┌─ Working data

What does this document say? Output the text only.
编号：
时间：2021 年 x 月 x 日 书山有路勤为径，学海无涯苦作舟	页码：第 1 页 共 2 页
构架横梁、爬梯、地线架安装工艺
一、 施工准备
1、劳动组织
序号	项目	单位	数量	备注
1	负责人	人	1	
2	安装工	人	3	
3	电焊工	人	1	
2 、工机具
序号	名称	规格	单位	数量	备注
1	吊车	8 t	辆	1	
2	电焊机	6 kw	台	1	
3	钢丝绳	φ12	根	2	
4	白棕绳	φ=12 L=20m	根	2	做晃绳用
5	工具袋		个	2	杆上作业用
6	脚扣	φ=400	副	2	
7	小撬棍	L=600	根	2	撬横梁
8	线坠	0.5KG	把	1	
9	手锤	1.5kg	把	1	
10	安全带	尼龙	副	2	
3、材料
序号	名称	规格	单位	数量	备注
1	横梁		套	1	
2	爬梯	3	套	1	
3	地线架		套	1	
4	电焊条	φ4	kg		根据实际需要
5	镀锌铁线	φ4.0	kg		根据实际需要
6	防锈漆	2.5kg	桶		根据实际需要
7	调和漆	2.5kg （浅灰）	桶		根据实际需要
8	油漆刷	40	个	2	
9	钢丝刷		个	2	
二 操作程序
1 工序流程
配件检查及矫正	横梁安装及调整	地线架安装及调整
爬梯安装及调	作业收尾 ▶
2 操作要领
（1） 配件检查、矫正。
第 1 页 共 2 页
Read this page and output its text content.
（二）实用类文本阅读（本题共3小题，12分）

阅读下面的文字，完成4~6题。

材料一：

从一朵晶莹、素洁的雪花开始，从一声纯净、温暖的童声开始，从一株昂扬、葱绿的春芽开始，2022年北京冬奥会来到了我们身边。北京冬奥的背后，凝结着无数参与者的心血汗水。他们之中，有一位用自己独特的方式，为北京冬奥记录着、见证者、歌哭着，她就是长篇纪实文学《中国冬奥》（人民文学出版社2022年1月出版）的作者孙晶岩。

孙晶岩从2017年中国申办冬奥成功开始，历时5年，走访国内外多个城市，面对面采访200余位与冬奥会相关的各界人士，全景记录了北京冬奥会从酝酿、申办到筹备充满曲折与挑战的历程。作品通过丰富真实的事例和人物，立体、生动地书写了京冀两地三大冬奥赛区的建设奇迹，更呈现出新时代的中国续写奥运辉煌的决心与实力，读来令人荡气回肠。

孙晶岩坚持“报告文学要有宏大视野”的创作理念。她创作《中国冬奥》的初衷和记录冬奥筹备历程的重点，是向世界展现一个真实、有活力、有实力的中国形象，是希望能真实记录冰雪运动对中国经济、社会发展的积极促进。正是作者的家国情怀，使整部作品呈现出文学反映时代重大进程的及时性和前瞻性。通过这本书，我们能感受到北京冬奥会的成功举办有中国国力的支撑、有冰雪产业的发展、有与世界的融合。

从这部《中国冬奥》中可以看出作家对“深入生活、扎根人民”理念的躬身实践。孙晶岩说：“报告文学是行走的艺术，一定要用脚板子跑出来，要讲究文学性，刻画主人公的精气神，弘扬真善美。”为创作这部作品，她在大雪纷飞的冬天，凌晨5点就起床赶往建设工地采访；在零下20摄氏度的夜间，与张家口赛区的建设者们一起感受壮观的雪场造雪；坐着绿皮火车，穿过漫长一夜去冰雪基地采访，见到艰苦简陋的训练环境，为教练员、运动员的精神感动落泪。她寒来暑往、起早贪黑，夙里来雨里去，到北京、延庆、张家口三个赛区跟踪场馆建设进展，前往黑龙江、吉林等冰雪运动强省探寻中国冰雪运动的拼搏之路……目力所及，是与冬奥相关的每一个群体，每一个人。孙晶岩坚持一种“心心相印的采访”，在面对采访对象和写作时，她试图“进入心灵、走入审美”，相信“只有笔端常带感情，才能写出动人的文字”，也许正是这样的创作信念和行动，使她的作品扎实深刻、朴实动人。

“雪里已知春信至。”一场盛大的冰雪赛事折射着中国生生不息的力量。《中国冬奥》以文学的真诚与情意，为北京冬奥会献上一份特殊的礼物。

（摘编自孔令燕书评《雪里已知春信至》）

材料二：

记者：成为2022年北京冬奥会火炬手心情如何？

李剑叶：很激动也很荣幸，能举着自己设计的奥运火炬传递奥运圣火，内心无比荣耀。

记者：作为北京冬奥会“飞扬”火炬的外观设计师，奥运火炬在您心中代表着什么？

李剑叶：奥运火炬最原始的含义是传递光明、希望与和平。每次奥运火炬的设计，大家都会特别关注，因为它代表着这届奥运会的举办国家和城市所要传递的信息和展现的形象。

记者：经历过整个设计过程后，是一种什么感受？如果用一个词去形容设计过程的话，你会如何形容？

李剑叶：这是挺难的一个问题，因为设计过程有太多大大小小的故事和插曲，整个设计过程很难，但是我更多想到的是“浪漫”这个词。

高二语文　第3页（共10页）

└─

Which lines hold the string "中国冬奥"? Copy all of them from the data above.

从一朵晶莹、素洁的雪花开始，从一声纯净、温暖的童声开始，从一株昂扬、葱绿的春芽开始，2022年北京冬奥会来到了我们身边。北京冬奥的背后，凝结着无数参与者的心血汗水。他们之中，有一位用自己独特的方式，为北京冬奥记录着、见证者、歌哭着，她就是长篇纪实文学《中国冬奥》（人民文学出版社2022年1月出版）的作者孙晶岩。
孙晶岩坚持“报告文学要有宏大视野”的创作理念。她创作《中国冬奥》的初衷和记录冬奥筹备历程的重点，是向世界展现一个真实、有活力、有实力的中国形象，是希望能真实记录冰雪运动对中国经济、社会发展的积极促进。正是作者的家国情怀，使整部作品呈现出文学反映时代重大进程的及时性和前瞻性。通过这本书，我们能感受到北京冬奥会的成功举办有中国国力的支撑、有冰雪产业的发展、有与世界的融合。
从这部《中国冬奥》中可以看出作家对“深入生活、扎根人民”理念的躬身实践。孙晶岩说：“报告文学是行走的艺术，一定要用脚板子跑出来，要讲究文学性，刻画主人公的精气神，弘扬真善美。”为创作这部作品，她在大雪纷飞的冬天，凌晨5点就起床赶往建设工地采访；在零下20摄氏度的夜间，与张家口赛区的建设者们一起感受壮观的雪场造雪；坐着绿皮火车，穿过漫长一夜去冰雪基地采访，见到艰苦简陋的训练环境，为教练员、运动员的精神感动落泪。她寒来暑往、起早贪黑，夙里来雨里去，到北京、延庆、张家口三个赛区跟踪场馆建设进展，前往黑龙江、吉林等冰雪运动强省探寻中国冰雪运动的拼搏之路……目力所及，是与冬奥相关的每一个群体，每一个人。孙晶岩坚持一种“心心相印的采访”，在面对采访对象和写作时，她试图“进入心灵、走入审美”，相信“只有笔端常带感情，才能写出动人的文字”，也许正是这样的创作信念和行动，使她的作品扎实深刻、朴实动人。
“雪里已知春信至。”一场盛大的冰雪赛事折射着中国生生不息的力量。《中国冬奥》以文学的真诚与情意，为北京冬奥会献上一份特殊的礼物。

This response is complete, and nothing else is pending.